Extracted information:
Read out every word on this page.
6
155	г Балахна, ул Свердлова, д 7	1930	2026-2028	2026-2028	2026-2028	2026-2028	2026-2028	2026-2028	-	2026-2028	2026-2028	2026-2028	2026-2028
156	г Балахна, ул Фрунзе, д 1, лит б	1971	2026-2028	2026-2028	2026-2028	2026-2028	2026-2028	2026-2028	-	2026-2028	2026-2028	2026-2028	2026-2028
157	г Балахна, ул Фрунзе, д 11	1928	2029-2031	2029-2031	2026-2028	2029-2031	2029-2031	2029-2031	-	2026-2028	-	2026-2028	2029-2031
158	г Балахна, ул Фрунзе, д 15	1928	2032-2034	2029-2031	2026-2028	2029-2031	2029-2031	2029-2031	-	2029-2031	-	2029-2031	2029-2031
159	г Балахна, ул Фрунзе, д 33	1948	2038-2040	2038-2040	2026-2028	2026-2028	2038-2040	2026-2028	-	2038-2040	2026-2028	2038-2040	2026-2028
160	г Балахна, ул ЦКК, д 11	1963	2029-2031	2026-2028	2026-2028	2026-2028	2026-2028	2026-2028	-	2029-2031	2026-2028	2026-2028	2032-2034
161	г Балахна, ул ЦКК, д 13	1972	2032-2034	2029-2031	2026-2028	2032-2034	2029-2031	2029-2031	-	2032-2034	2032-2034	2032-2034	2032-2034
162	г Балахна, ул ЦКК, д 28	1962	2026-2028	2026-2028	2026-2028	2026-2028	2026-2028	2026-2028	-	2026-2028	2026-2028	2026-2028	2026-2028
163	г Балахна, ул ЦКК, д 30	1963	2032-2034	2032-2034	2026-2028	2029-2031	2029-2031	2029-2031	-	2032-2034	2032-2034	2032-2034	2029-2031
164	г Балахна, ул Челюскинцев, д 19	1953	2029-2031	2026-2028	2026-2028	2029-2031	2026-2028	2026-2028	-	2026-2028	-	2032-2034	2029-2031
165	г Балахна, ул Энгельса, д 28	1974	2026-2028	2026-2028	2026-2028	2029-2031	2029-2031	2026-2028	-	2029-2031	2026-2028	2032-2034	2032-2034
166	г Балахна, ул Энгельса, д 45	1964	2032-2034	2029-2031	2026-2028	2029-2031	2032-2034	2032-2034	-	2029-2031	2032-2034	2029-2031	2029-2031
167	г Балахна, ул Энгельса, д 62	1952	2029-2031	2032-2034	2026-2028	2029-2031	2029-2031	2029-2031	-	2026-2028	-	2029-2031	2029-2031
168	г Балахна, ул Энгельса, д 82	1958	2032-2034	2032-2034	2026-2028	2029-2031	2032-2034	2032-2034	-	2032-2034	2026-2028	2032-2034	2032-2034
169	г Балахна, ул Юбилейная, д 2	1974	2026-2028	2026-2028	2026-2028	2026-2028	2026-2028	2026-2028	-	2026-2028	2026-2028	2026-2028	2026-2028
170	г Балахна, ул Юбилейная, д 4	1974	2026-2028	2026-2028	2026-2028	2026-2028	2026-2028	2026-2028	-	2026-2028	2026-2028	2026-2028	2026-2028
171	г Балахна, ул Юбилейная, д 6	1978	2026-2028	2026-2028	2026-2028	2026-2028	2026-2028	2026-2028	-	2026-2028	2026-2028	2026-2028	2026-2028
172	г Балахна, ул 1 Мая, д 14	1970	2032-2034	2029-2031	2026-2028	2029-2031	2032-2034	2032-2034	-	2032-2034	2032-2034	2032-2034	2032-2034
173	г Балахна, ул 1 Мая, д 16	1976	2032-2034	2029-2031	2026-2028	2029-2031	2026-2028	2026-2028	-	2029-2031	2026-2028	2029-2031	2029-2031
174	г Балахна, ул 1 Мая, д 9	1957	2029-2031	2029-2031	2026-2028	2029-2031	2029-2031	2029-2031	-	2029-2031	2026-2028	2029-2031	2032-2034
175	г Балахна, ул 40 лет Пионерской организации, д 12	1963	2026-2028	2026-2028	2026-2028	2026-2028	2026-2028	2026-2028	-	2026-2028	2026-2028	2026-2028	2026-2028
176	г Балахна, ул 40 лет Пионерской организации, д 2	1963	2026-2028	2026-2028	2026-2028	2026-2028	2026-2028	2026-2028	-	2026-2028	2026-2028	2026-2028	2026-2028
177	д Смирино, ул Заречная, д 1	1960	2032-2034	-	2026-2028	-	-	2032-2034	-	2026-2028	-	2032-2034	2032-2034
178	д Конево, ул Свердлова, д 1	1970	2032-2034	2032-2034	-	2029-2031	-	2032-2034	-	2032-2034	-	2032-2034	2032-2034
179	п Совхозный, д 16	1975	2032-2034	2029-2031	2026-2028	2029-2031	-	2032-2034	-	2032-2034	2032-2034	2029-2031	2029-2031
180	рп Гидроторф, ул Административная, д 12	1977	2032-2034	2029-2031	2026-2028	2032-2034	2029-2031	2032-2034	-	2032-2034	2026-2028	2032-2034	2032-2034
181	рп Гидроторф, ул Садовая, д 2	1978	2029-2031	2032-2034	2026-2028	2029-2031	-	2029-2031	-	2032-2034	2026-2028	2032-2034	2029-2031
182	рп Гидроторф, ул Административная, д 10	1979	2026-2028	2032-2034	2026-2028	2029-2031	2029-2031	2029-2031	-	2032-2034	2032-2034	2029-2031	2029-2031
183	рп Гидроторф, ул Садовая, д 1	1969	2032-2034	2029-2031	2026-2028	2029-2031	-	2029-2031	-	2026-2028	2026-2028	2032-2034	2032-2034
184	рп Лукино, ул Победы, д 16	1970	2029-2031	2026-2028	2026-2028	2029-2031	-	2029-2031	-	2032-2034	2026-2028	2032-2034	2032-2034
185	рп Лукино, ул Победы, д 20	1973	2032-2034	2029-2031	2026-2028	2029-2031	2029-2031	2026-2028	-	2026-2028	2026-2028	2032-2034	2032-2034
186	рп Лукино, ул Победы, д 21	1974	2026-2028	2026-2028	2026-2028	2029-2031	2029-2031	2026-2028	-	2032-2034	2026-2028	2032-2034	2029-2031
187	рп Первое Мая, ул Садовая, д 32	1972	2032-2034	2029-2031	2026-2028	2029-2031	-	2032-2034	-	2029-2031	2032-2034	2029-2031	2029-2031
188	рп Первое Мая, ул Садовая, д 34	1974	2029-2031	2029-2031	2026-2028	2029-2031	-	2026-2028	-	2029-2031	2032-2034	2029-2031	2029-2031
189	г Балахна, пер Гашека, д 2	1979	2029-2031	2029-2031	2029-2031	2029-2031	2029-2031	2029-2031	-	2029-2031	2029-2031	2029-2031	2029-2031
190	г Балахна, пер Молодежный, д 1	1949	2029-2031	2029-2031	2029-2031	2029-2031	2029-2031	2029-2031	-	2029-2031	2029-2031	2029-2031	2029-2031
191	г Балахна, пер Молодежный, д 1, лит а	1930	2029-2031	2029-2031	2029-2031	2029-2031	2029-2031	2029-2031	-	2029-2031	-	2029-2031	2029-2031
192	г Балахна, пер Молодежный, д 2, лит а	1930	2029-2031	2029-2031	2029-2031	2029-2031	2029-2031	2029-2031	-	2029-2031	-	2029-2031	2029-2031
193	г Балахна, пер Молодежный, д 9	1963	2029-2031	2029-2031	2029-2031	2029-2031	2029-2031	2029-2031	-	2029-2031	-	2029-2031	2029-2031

Your instructions:
Copy out each line in the listing that has the word "Садовая".

Answer to this problem:
181	рп Гидроторф, ул Садовая, д 2	1978	2029-2031	2032-2034	2026-2028	2029-2031	-	2029-2031	-	2032-2034	2026-2028	2032-2034	2029-2031
183	рп Гидроторф, ул Садовая, д 1	1969	2032-2034	2029-2031	2026-2028	2029-2031	-	2029-2031	-	2026-2028	2026-2028	2032-2034	2032-2034
187	рп Первое Мая, ул Садовая, д 32	1972	2032-2034	2029-2031	2026-2028	2029-2031	-	2032-2034	-	2029-2031	2032-2034	2029-2031	2029-2031
188	рп Первое Мая, ул Садовая, д 34	1974	2029-2031	2029-2031	2026-2028	2029-2031	-	2026-2028	-	2029-2031	2032-2034	2029-2031	2029-2031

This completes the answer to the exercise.